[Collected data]

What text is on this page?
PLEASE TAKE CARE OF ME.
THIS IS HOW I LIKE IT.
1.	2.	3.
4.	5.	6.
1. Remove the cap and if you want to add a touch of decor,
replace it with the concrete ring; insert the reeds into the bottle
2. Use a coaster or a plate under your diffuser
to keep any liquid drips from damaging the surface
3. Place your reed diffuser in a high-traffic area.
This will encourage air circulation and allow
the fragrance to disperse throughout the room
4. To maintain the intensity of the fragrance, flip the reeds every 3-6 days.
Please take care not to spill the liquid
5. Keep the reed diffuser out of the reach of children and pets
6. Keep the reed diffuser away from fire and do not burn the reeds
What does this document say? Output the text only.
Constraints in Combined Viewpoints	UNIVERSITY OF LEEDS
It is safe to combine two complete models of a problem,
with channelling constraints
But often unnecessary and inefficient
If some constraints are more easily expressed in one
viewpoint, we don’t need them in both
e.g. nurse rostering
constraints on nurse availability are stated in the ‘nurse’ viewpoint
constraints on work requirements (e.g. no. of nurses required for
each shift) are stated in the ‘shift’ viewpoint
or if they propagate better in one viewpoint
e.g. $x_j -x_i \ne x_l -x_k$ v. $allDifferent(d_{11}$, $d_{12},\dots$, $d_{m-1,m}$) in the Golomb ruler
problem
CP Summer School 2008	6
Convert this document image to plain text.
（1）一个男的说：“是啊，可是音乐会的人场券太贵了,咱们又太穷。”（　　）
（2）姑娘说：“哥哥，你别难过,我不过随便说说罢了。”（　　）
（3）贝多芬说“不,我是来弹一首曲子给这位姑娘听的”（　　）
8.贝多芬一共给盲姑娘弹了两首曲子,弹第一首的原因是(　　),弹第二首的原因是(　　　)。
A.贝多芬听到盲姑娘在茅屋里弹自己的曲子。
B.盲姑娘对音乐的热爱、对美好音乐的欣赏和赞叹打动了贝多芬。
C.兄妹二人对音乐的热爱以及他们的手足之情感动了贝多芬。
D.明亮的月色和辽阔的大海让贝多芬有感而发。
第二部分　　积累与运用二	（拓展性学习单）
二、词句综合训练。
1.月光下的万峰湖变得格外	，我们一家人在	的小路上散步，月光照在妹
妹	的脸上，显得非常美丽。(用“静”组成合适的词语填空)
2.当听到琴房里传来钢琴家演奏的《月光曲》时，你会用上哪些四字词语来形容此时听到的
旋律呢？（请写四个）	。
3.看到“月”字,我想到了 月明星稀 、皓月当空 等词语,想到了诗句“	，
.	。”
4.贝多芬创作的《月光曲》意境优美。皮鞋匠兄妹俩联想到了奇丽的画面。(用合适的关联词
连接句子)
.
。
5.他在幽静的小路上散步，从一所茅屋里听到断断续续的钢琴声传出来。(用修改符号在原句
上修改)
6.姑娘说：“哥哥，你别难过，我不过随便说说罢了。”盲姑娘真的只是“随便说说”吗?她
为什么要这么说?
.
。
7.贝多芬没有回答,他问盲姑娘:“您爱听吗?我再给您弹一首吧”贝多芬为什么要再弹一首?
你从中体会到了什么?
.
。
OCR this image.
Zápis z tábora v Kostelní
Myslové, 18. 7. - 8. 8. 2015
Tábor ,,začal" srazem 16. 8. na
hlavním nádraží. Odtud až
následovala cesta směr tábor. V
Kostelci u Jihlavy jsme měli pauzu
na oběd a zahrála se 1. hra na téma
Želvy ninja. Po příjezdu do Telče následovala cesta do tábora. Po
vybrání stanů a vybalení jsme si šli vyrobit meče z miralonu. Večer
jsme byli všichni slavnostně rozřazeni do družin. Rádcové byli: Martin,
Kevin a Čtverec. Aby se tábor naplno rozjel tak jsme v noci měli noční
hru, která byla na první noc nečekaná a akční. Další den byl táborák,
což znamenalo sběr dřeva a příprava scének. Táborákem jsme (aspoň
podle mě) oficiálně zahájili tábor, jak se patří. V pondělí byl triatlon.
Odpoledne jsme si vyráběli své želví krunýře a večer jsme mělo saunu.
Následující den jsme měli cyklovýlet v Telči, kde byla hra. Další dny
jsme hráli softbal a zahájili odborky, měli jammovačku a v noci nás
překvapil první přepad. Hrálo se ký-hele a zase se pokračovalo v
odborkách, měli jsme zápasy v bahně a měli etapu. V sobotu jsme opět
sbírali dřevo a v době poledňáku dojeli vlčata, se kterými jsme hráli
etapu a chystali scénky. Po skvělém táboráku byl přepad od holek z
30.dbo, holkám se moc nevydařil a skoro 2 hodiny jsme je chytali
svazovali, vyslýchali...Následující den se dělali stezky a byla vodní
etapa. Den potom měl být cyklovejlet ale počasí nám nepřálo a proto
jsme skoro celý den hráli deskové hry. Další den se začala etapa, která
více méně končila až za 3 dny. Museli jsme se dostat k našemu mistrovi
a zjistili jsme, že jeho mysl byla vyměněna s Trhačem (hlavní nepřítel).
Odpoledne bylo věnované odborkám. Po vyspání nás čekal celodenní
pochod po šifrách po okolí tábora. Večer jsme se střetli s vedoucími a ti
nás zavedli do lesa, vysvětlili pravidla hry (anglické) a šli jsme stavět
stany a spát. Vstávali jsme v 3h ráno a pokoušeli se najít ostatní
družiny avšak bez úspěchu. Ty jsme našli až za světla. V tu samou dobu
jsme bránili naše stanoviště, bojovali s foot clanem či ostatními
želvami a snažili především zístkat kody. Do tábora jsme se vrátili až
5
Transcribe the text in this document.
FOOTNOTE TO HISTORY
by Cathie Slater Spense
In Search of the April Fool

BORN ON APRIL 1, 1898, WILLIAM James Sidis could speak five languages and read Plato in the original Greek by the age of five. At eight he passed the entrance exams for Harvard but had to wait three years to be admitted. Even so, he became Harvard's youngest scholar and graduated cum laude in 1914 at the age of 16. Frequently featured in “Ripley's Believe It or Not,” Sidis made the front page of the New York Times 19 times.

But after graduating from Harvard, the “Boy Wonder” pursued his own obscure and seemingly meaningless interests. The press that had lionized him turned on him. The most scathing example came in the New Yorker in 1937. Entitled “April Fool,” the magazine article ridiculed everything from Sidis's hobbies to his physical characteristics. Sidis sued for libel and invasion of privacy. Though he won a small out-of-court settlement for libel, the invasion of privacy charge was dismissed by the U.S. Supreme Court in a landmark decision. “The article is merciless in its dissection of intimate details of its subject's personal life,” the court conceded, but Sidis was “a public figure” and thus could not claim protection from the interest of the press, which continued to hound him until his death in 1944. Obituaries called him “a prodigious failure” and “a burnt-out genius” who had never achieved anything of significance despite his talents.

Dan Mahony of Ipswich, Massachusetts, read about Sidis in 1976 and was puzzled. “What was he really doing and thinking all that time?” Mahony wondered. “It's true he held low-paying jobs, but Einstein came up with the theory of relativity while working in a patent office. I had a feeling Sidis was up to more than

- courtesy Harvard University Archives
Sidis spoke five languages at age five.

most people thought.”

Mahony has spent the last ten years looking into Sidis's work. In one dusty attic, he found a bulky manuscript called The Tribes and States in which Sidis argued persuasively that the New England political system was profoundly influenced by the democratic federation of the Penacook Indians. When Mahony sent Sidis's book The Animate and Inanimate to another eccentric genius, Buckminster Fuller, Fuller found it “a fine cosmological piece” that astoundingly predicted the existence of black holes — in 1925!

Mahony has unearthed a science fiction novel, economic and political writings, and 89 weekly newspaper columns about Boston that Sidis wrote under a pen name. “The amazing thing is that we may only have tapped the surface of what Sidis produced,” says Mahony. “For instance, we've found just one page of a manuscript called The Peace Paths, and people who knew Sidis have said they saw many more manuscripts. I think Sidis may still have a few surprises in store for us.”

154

— Requirement —
From the listing, copy each line containing the word "skoro".

— Reply —
30.dbo, holkám se moc nevydařil a skoro 2 hodiny jsme je chytali
jsme skoro celý den hráli deskové hry. Další den se začala etapa, která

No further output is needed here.